**ITEMS:**
========
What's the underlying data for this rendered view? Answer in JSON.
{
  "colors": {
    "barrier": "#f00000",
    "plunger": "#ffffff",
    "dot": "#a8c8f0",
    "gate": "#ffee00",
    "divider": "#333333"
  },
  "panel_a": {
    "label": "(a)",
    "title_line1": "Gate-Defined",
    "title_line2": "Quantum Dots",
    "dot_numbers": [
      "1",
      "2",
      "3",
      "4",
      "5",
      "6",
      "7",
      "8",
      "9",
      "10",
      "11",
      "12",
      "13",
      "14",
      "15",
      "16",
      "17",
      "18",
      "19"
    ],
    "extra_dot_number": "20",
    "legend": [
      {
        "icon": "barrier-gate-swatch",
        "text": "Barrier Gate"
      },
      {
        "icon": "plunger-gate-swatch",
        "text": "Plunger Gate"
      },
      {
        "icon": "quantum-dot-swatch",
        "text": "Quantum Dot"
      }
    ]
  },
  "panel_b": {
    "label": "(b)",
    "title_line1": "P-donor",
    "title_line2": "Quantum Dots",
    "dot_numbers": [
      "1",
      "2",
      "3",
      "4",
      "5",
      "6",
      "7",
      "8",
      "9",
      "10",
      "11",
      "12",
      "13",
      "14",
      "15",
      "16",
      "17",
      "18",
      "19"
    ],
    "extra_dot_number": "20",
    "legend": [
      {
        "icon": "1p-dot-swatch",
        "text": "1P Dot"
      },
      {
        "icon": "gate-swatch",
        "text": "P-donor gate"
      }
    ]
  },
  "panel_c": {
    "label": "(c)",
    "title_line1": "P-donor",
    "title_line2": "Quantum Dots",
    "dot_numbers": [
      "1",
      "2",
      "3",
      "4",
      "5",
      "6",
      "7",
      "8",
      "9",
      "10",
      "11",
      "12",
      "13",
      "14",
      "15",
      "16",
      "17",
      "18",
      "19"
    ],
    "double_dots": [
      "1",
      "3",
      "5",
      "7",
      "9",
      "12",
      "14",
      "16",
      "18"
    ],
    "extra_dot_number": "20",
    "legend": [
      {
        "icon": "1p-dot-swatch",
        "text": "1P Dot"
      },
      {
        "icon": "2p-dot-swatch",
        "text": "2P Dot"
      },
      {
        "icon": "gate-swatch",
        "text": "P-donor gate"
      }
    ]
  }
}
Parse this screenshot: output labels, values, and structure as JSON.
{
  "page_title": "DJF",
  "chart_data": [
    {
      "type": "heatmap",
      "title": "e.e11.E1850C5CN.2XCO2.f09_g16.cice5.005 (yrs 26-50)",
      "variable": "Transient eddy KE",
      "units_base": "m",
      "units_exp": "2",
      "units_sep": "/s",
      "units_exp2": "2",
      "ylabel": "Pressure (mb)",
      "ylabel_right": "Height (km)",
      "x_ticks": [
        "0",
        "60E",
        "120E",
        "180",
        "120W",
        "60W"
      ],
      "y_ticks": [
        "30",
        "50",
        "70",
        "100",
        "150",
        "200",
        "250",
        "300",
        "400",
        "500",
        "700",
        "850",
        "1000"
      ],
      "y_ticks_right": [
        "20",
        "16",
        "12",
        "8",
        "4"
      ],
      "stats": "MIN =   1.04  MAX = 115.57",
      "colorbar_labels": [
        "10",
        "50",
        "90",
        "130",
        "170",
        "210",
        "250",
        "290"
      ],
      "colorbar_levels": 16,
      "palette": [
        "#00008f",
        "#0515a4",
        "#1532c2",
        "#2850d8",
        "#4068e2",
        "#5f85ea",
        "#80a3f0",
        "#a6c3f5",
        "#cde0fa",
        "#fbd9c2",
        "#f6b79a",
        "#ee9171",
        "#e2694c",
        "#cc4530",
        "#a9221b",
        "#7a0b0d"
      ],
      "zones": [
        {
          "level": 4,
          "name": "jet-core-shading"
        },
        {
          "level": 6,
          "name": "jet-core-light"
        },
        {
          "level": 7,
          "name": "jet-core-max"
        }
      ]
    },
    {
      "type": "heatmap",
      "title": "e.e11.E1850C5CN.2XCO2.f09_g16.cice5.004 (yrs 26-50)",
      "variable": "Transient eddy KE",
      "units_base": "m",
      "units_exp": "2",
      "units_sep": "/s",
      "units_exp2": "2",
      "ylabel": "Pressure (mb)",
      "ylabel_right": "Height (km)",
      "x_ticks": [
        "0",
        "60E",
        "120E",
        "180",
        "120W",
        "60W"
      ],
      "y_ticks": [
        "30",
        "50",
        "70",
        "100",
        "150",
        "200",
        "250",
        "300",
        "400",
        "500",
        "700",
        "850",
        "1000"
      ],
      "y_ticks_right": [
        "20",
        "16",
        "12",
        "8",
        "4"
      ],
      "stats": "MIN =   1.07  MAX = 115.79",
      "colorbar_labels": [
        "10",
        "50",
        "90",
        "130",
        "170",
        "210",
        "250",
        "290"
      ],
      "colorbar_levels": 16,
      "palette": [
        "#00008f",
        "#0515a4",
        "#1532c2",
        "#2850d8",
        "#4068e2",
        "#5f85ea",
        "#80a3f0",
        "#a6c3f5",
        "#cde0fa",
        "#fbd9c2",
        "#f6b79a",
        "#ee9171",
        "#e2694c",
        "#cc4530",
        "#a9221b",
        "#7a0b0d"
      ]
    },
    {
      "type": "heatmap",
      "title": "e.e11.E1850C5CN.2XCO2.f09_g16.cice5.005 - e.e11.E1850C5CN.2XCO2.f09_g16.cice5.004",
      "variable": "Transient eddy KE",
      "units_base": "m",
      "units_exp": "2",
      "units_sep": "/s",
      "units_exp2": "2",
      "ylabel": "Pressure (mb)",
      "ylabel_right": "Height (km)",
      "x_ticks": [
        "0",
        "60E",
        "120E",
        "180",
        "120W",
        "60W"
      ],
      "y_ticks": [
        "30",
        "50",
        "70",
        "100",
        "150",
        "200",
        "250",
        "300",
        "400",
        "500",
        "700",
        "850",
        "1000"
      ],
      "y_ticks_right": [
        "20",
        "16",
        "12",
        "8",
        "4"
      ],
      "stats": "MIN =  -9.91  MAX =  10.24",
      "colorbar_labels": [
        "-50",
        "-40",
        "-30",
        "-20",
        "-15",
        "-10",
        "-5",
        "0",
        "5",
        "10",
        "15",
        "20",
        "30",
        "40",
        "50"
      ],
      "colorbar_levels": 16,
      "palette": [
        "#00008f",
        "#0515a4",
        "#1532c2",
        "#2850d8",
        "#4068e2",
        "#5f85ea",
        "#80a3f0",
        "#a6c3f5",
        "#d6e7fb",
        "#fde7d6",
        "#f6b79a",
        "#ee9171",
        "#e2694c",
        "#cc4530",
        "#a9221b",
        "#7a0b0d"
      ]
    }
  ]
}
========
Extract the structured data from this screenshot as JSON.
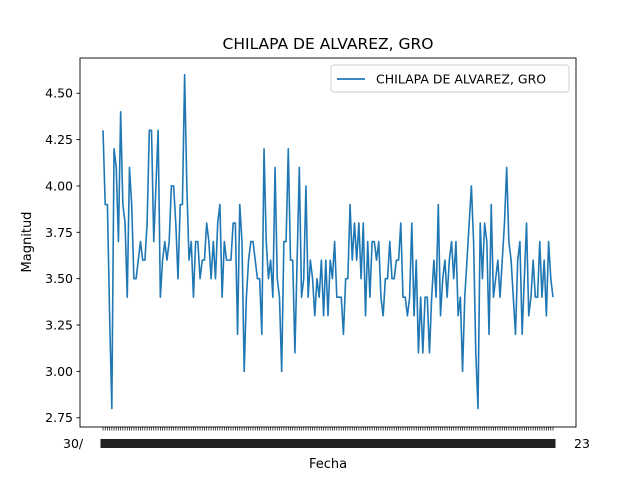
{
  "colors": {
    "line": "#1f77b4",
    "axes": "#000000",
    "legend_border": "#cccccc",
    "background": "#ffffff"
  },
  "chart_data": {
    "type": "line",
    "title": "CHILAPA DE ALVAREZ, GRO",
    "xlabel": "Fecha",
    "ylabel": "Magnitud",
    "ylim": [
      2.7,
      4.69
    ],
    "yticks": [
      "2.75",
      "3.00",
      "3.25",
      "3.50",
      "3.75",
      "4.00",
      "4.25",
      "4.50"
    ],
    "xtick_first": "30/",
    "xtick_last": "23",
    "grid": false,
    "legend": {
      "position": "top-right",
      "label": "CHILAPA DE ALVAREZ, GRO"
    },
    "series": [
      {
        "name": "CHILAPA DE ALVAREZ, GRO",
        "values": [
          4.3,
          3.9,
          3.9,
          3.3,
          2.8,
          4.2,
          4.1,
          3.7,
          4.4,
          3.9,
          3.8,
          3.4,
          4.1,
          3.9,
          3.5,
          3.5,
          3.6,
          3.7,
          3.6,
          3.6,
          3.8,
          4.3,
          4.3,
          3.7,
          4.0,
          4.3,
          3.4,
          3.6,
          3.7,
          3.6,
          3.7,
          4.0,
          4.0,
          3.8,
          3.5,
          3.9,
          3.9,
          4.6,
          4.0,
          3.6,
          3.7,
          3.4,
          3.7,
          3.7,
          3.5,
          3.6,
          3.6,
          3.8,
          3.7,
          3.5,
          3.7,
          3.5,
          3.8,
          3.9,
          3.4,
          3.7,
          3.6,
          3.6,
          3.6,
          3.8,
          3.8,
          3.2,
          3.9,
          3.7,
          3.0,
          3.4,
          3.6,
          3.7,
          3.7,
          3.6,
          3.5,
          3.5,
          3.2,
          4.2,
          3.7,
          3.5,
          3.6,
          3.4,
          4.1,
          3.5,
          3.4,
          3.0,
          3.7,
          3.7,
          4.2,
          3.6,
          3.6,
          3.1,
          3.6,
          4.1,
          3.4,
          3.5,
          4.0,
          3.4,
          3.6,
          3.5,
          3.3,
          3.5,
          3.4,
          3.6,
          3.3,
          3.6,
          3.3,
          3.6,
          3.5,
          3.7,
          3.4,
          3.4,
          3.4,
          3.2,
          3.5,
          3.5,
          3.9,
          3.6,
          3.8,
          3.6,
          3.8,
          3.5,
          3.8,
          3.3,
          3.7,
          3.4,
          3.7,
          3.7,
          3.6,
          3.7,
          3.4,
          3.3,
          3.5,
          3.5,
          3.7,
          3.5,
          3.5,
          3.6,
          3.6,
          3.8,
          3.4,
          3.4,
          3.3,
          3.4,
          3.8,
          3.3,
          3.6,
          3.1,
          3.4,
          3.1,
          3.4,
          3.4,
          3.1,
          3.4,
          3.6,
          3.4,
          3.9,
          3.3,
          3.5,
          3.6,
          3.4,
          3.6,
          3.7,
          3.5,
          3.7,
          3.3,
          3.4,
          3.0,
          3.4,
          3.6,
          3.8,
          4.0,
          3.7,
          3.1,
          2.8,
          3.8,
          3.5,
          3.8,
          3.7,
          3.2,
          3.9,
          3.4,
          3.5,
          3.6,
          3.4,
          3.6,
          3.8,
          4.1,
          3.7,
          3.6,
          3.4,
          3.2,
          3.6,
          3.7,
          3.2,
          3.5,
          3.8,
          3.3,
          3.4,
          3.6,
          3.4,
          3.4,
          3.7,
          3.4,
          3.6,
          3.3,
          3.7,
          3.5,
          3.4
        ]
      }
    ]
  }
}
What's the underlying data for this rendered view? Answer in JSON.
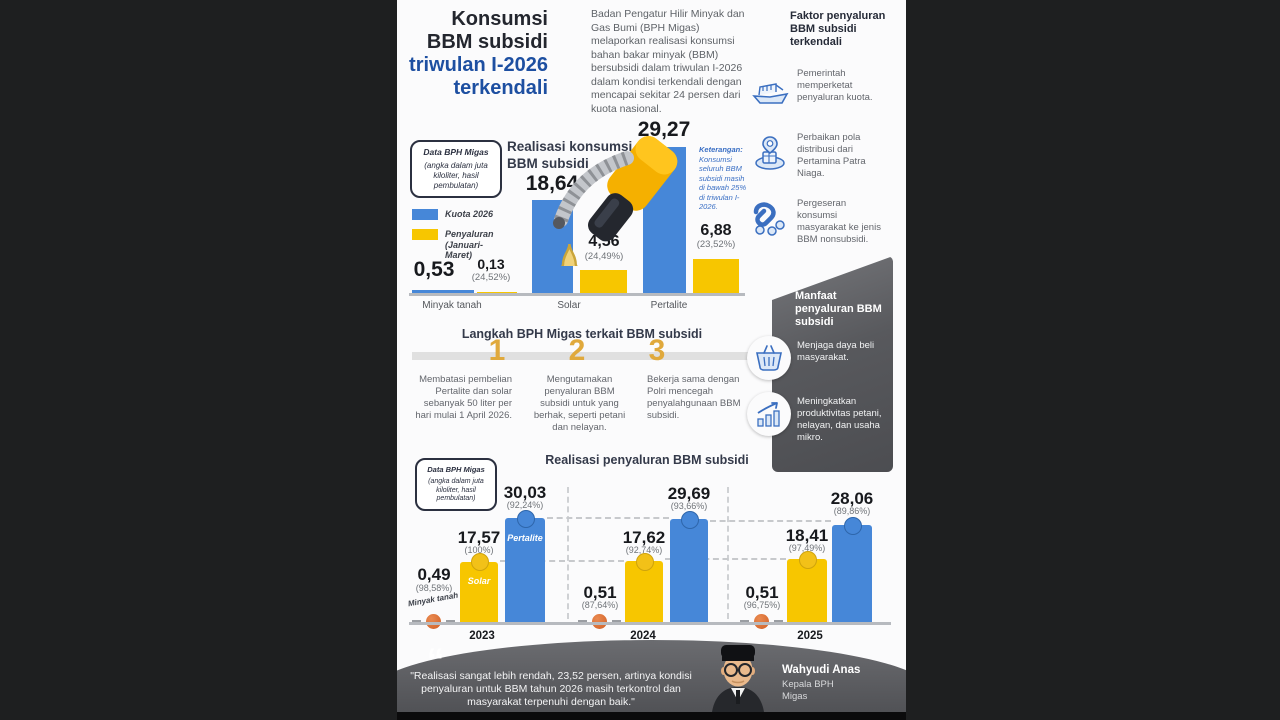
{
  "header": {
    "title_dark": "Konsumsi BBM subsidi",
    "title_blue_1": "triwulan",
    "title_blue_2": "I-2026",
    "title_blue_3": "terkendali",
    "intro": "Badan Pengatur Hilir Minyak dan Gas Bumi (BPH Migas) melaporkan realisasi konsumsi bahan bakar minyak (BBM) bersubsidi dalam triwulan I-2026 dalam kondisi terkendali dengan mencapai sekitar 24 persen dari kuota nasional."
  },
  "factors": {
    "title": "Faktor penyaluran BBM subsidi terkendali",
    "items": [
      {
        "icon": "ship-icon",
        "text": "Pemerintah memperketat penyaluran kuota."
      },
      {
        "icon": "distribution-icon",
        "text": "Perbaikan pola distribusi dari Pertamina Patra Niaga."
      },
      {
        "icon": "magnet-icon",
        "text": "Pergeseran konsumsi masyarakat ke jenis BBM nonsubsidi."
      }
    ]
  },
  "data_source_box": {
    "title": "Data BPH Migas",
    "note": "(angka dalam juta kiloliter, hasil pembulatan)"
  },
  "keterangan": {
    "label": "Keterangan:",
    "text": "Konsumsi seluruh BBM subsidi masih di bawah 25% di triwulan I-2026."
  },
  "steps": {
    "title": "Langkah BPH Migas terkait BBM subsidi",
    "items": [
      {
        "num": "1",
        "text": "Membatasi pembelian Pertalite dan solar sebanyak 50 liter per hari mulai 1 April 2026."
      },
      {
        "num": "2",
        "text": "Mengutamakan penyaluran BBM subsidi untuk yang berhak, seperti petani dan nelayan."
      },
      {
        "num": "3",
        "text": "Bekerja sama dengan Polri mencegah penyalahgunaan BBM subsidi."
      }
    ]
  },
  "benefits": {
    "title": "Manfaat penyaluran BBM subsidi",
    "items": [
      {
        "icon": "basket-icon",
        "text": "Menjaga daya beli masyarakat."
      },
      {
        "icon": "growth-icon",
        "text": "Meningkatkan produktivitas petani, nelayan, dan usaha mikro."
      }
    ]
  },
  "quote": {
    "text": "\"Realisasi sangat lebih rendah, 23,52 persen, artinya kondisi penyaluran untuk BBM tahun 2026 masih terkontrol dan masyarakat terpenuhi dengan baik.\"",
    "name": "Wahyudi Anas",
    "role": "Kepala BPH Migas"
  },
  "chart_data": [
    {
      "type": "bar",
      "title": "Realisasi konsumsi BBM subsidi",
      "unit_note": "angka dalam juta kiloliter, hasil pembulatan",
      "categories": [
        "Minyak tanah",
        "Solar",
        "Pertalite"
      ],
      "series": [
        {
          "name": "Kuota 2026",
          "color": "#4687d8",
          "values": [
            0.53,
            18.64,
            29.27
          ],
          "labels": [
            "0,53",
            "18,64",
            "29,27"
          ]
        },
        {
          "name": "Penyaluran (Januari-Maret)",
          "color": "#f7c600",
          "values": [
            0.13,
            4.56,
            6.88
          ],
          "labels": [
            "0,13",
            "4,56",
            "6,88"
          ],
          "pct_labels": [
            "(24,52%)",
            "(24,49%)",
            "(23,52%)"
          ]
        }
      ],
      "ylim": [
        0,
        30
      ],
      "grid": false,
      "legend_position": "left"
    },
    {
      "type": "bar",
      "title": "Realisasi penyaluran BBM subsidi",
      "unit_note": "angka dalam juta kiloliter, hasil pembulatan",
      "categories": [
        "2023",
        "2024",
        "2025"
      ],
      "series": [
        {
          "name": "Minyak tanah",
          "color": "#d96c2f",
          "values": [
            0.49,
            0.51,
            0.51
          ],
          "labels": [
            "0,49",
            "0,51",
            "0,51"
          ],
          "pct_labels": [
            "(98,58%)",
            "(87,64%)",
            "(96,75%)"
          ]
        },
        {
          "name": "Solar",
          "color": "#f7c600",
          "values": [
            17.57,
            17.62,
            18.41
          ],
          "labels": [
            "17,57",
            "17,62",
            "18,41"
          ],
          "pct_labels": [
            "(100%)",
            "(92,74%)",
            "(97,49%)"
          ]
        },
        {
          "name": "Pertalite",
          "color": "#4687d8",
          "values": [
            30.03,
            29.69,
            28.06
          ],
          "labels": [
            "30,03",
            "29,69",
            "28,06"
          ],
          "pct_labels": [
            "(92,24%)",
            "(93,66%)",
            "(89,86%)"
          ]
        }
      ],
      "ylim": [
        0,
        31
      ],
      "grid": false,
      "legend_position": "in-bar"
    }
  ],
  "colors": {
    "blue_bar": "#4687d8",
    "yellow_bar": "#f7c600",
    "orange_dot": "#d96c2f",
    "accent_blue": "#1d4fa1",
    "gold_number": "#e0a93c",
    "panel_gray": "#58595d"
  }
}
========
From the data, pick out every line that includes "Pertalite".

        "text": "Membatasi pembelian Pertalite dan solar sebanyak 50 liter per hari mulai 1 April 2026."
        "Pertalite"
          "name": "Pertalite",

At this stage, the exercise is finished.